***** DATA TO PROCESS
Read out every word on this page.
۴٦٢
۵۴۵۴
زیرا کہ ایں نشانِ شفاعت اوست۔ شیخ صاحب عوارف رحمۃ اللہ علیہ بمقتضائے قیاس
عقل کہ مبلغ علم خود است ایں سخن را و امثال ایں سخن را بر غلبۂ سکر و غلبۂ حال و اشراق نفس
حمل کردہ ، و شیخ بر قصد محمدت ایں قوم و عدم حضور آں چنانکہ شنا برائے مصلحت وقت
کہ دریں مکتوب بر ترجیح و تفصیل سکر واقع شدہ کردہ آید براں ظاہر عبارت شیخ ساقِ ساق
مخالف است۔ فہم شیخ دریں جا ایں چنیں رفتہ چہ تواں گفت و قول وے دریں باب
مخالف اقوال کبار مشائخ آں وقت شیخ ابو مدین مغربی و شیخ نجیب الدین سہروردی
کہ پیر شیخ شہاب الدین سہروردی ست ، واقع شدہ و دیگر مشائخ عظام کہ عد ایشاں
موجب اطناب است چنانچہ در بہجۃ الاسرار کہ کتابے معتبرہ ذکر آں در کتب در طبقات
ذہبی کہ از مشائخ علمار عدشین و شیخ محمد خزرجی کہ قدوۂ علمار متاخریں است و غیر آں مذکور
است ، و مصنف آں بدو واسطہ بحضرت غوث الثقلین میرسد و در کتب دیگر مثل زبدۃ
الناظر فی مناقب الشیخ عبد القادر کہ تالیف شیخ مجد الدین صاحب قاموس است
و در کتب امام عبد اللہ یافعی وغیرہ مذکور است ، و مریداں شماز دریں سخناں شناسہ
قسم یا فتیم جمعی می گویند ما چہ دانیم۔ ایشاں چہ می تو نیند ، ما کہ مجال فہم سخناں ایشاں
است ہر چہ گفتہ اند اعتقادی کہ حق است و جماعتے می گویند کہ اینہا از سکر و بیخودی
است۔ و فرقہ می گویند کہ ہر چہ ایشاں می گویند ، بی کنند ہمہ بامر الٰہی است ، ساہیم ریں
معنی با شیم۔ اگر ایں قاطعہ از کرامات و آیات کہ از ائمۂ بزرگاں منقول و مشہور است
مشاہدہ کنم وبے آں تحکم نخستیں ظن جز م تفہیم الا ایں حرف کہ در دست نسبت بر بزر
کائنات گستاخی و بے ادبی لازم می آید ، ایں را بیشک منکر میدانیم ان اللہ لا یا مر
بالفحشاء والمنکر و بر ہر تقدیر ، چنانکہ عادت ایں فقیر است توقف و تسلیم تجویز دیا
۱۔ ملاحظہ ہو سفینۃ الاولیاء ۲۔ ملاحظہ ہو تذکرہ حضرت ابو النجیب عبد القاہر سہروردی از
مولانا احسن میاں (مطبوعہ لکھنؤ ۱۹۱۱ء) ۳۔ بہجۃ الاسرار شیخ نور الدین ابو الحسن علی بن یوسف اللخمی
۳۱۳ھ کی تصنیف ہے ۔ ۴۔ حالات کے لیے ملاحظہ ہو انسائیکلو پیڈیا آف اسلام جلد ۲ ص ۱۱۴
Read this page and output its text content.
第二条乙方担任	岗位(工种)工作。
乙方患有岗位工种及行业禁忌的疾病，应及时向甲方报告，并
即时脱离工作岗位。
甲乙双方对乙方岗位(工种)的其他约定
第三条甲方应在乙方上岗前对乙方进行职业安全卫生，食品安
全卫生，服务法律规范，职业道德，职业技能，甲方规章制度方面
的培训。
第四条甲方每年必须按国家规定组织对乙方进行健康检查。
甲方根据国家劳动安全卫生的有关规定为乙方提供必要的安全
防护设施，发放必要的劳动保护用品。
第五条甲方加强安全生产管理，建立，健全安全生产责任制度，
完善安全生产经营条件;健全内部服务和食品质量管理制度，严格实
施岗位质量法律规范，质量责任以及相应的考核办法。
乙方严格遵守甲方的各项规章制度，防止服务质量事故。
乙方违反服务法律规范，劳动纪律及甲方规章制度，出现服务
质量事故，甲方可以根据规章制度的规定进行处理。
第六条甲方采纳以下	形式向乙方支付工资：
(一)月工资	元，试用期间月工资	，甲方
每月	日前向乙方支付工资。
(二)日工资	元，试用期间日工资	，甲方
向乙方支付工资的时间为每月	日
**********
PROBLEM: Using the data above, copy each line that contains "مخالف".

THE COMPLETED TASK:
مخالف است۔ فہم شیخ دریں جا ایں چنیں رفتہ چہ تواں گفت و قول وے دریں باب
مخالف اقوال کبار مشائخ آں وقت شیخ ابو مدین مغربی و شیخ نجیب الدین سہروردی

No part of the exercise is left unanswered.